What the task asks: What follows is a listing. Return every line of it exactly.

Stored data:
________________________________________

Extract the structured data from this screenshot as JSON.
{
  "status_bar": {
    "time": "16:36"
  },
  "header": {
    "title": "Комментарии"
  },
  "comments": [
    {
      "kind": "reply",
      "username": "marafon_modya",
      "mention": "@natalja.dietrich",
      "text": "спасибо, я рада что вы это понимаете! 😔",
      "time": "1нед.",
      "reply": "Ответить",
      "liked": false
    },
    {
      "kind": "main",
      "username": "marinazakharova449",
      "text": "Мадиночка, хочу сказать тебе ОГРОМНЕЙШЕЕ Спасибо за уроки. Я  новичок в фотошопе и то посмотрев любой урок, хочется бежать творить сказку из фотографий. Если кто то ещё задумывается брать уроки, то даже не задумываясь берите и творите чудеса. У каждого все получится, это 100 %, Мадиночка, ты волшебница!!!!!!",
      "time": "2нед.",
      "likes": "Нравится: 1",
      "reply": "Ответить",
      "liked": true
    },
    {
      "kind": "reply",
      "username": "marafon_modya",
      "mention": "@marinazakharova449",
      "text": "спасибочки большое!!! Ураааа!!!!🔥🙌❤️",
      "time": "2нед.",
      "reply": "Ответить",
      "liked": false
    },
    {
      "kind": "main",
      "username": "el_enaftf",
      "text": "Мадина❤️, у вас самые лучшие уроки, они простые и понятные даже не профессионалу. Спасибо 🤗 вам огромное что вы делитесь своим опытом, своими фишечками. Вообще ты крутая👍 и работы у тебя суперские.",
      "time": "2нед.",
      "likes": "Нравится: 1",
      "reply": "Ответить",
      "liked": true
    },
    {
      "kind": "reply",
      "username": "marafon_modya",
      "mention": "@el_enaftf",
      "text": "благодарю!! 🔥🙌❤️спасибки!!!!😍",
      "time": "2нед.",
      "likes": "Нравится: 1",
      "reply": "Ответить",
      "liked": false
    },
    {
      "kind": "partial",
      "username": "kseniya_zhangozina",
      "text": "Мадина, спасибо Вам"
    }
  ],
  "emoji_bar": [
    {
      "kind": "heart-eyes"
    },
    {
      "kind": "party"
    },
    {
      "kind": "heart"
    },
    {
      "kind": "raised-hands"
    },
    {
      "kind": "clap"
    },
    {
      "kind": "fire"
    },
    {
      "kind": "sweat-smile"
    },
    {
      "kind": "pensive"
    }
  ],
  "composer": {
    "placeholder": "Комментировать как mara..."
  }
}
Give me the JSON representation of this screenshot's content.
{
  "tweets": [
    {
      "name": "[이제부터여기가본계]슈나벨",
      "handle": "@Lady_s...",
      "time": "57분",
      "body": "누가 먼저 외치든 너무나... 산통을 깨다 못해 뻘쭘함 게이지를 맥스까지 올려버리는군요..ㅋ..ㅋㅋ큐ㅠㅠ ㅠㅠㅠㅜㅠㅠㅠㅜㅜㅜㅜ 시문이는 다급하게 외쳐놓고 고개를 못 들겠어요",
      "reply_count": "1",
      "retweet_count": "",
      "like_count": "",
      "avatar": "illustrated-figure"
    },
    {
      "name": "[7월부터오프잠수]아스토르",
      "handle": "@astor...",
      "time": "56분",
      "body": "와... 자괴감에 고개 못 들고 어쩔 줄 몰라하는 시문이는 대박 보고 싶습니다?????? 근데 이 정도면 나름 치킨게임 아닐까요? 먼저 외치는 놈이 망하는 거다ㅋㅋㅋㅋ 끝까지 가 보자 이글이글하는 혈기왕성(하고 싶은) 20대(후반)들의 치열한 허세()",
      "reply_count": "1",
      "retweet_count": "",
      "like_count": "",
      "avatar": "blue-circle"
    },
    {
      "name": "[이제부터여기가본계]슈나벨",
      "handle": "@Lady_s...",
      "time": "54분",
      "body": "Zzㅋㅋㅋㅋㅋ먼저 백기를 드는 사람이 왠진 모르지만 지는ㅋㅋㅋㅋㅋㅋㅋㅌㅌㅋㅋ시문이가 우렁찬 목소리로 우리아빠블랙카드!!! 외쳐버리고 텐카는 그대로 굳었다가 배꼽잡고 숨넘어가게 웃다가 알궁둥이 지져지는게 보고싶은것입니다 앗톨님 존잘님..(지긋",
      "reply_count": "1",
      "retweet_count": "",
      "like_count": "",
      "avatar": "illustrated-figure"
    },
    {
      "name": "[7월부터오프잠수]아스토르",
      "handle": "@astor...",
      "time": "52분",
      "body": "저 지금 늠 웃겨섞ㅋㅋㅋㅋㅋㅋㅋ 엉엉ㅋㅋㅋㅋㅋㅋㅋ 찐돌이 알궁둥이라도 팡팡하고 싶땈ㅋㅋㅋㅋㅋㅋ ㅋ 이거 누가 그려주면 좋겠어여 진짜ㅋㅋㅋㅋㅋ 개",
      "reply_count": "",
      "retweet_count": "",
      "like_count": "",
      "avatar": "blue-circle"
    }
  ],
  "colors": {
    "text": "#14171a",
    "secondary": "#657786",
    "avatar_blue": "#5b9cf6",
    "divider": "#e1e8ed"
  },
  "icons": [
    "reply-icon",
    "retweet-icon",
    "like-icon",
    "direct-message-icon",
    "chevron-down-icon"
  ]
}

________________________________________

Correct answer:
Extract the structured data from this screenshot as JSON.
{
  "status_bar": {
    "time": "16:36"
  },
  "header": {
    "title": "Комментарии"
  },
  "comments": [
    {
      "kind": "reply",
      "username": "marafon_modya",
      "mention": "@natalja.dietrich",
      "text": "спасибо, я рада что вы это понимаете! 😔",
      "time": "1нед.",
      "reply": "Ответить",
      "liked": false
    },
    {
      "kind": "main",
      "username": "marinazakharova449",
      "text": "Мадиночка, хочу сказать тебе ОГРОМНЕЙШЕЕ Спасибо за уроки. Я  новичок в фотошопе и то посмотрев любой урок, хочется бежать творить сказку из фотографий. Если кто то ещё задумывается брать уроки, то даже не задумываясь берите и творите чудеса. У каждого все получится, это 100 %, Мадиночка, ты волшебница!!!!!!",
      "time": "2нед.",
      "likes": "Нравится: 1",
      "reply": "Ответить",
      "liked": true
    },
    {
      "kind": "reply",
      "username": "marafon_modya",
      "mention": "@marinazakharova449",
      "text": "спасибочки большое!!! Ураааа!!!!🔥🙌❤️",
      "time": "2нед.",
      "reply": "Ответить",
      "liked": false
    },
    {
      "kind": "main",
      "username": "el_enaftf",
      "text": "Мадина❤️, у вас самые лучшие уроки, они простые и понятные даже не профессионалу. Спасибо 🤗 вам огромное что вы делитесь своим опытом, своими фишечками. Вообще ты крутая👍 и работы у тебя суперские.",
      "time": "2нед.",
      "likes": "Нравится: 1",
      "reply": "Ответить",
      "liked": true
    },
    {
      "kind": "reply",
      "username": "marafon_modya",
      "mention": "@el_enaftf",
      "text": "благодарю!! 🔥🙌❤️спасибки!!!!😍",
      "time": "2нед.",
      "likes": "Нравится: 1",
      "reply": "Ответить",
      "liked": false
    },
    {
      "kind": "partial",
      "username": "kseniya_zhangozina",
      "text": "Мадина, спасибо Вам"
    }
  ],
  "emoji_bar": [
    {
      "kind": "heart-eyes"
    },
    {
      "kind": "party"
    },
    {
      "kind": "heart"
    },
    {
      "kind": "raised-hands"
    },
    {
      "kind": "clap"
    },
    {
      "kind": "fire"
    },
    {
      "kind": "sweat-smile"
    },
    {
      "kind": "pensive"
    }
  ],
  "composer": {
    "placeholder": "Комментировать как mara..."
  }
}
Give me the JSON representation of this screenshot's content.
{
  "tweets": [
    {
      "name": "[이제부터여기가본계]슈나벨",
      "handle": "@Lady_s...",
      "time": "57분",
      "body": "누가 먼저 외치든 너무나... 산통을 깨다 못해 뻘쭘함 게이지를 맥스까지 올려버리는군요..ㅋ..ㅋㅋ큐ㅠㅠ ㅠㅠㅠㅜㅠㅠㅠㅜㅜㅜㅜ 시문이는 다급하게 외쳐놓고 고개를 못 들겠어요",
      "reply_count": "1",
      "retweet_count": "",
      "like_count": "",
      "avatar": "illustrated-figure"
    },
    {
      "name": "[7월부터오프잠수]아스토르",
      "handle": "@astor...",
      "time": "56분",
      "body": "와... 자괴감에 고개 못 들고 어쩔 줄 몰라하는 시문이는 대박 보고 싶습니다?????? 근데 이 정도면 나름 치킨게임 아닐까요? 먼저 외치는 놈이 망하는 거다ㅋㅋㅋㅋ 끝까지 가 보자 이글이글하는 혈기왕성(하고 싶은) 20대(후반)들의 치열한 허세()",
      "reply_count": "1",
      "retweet_count": "",
      "like_count": "",
      "avatar": "blue-circle"
    },
    {
      "name": "[이제부터여기가본계]슈나벨",
      "handle": "@Lady_s...",
      "time": "54분",
      "body": "Zzㅋㅋㅋㅋㅋ먼저 백기를 드는 사람이 왠진 모르지만 지는ㅋㅋㅋㅋㅋㅋㅋㅌㅌㅋㅋ시문이가 우렁찬 목소리로 우리아빠블랙카드!!! 외쳐버리고 텐카는 그대로 굳었다가 배꼽잡고 숨넘어가게 웃다가 알궁둥이 지져지는게 보고싶은것입니다 앗톨님 존잘님..(지긋",
      "reply_count": "1",
      "retweet_count": "",
      "like_count": "",
      "avatar": "illustrated-figure"
    },
    {
      "name": "[7월부터오프잠수]아스토르",
      "handle": "@astor...",
      "time": "52분",
      "body": "저 지금 늠 웃겨섞ㅋㅋㅋㅋㅋㅋㅋ 엉엉ㅋㅋㅋㅋㅋㅋㅋ 찐돌이 알궁둥이라도 팡팡하고 싶땈ㅋㅋㅋㅋㅋㅋ ㅋ 이거 누가 그려주면 좋겠어여 진짜ㅋㅋㅋㅋㅋ 개",
      "reply_count": "",
      "retweet_count": "",
      "like_count": "",
      "avatar": "blue-circle"
    }
  ],
  "colors": {
    "text": "#14171a",
    "secondary": "#657786",
    "avatar_blue": "#5b9cf6",
    "divider": "#e1e8ed"
  },
  "icons": [
    "reply-icon",
    "retweet-icon",
    "like-icon",
    "direct-message-icon",
    "chevron-down-icon"
  ]
}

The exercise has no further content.